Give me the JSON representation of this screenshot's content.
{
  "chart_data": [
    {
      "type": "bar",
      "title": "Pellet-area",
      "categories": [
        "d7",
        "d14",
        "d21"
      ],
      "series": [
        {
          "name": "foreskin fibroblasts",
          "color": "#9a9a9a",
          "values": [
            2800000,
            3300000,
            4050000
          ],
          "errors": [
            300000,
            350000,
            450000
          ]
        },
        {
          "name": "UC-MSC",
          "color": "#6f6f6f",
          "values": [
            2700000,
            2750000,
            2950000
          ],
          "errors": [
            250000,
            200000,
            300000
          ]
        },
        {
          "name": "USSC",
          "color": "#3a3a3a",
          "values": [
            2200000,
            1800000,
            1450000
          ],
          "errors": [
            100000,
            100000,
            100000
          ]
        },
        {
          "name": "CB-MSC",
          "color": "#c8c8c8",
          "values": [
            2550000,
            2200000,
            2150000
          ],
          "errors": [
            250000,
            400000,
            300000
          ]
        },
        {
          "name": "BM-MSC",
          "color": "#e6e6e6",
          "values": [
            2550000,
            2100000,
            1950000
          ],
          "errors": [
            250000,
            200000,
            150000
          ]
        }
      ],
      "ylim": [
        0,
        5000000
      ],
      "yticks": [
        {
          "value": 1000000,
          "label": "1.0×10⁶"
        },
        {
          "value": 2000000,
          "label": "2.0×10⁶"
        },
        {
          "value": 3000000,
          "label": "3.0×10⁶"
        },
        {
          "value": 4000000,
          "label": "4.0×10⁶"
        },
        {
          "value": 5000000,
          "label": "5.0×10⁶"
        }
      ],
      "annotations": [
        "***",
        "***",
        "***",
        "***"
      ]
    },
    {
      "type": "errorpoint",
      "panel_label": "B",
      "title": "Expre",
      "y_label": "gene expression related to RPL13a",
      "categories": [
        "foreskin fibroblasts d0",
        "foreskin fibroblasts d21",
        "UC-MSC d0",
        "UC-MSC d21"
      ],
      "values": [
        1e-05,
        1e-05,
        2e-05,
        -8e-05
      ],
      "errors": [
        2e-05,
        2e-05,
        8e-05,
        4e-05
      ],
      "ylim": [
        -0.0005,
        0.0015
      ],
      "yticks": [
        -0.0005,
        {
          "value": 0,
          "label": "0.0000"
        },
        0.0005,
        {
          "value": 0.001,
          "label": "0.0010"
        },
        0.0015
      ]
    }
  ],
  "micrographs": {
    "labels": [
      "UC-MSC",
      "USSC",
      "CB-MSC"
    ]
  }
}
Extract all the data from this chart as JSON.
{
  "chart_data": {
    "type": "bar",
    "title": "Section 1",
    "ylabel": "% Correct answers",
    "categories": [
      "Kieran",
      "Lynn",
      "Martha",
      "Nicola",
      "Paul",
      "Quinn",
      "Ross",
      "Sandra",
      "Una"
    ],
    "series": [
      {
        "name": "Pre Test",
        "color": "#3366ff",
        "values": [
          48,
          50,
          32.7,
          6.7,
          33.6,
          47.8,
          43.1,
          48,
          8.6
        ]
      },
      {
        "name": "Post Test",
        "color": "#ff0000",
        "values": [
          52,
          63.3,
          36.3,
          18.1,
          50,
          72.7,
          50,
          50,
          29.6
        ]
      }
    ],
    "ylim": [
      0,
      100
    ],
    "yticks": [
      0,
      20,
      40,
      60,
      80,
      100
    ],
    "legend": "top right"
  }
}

(Aim of the task) Transcribe all the entries, keeping each one exactly as it is.

(Task response)
Give me the JSON representation of this screenshot's content.
{
  "chart_data": [
    {
      "type": "bar",
      "title": "Pellet-area",
      "categories": [
        "d7",
        "d14",
        "d21"
      ],
      "series": [
        {
          "name": "foreskin fibroblasts",
          "color": "#9a9a9a",
          "values": [
            2800000,
            3300000,
            4050000
          ],
          "errors": [
            300000,
            350000,
            450000
          ]
        },
        {
          "name": "UC-MSC",
          "color": "#6f6f6f",
          "values": [
            2700000,
            2750000,
            2950000
          ],
          "errors": [
            250000,
            200000,
            300000
          ]
        },
        {
          "name": "USSC",
          "color": "#3a3a3a",
          "values": [
            2200000,
            1800000,
            1450000
          ],
          "errors": [
            100000,
            100000,
            100000
          ]
        },
        {
          "name": "CB-MSC",
          "color": "#c8c8c8",
          "values": [
            2550000,
            2200000,
            2150000
          ],
          "errors": [
            250000,
            400000,
            300000
          ]
        },
        {
          "name": "BM-MSC",
          "color": "#e6e6e6",
          "values": [
            2550000,
            2100000,
            1950000
          ],
          "errors": [
            250000,
            200000,
            150000
          ]
        }
      ],
      "ylim": [
        0,
        5000000
      ],
      "yticks": [
        {
          "value": 1000000,
          "label": "1.0×10⁶"
        },
        {
          "value": 2000000,
          "label": "2.0×10⁶"
        },
        {
          "value": 3000000,
          "label": "3.0×10⁶"
        },
        {
          "value": 4000000,
          "label": "4.0×10⁶"
        },
        {
          "value": 5000000,
          "label": "5.0×10⁶"
        }
      ],
      "annotations": [
        "***",
        "***",
        "***",
        "***"
      ]
    },
    {
      "type": "errorpoint",
      "panel_label": "B",
      "title": "Expre",
      "y_label": "gene expression related to RPL13a",
      "categories": [
        "foreskin fibroblasts d0",
        "foreskin fibroblasts d21",
        "UC-MSC d0",
        "UC-MSC d21"
      ],
      "values": [
        1e-05,
        1e-05,
        2e-05,
        -8e-05
      ],
      "errors": [
        2e-05,
        2e-05,
        8e-05,
        4e-05
      ],
      "ylim": [
        -0.0005,
        0.0015
      ],
      "yticks": [
        -0.0005,
        {
          "value": 0,
          "label": "0.0000"
        },
        0.0005,
        {
          "value": 0.001,
          "label": "0.0010"
        },
        0.0015
      ]
    }
  ],
  "micrographs": {
    "labels": [
      "UC-MSC",
      "USSC",
      "CB-MSC"
    ]
  }
}
Extract all the data from this chart as JSON.
{
  "chart_data": {
    "type": "bar",
    "title": "Section 1",
    "ylabel": "% Correct answers",
    "categories": [
      "Kieran",
      "Lynn",
      "Martha",
      "Nicola",
      "Paul",
      "Quinn",
      "Ross",
      "Sandra",
      "Una"
    ],
    "series": [
      {
        "name": "Pre Test",
        "color": "#3366ff",
        "values": [
          48,
          50,
          32.7,
          6.7,
          33.6,
          47.8,
          43.1,
          48,
          8.6
        ]
      },
      {
        "name": "Post Test",
        "color": "#ff0000",
        "values": [
          52,
          63.3,
          36.3,
          18.1,
          50,
          72.7,
          50,
          50,
          29.6
        ]
      }
    ],
    "ylim": [
      0,
      100
    ],
    "yticks": [
      0,
      20,
      40,
      60,
      80,
      100
    ],
    "legend": "top right"
  }
}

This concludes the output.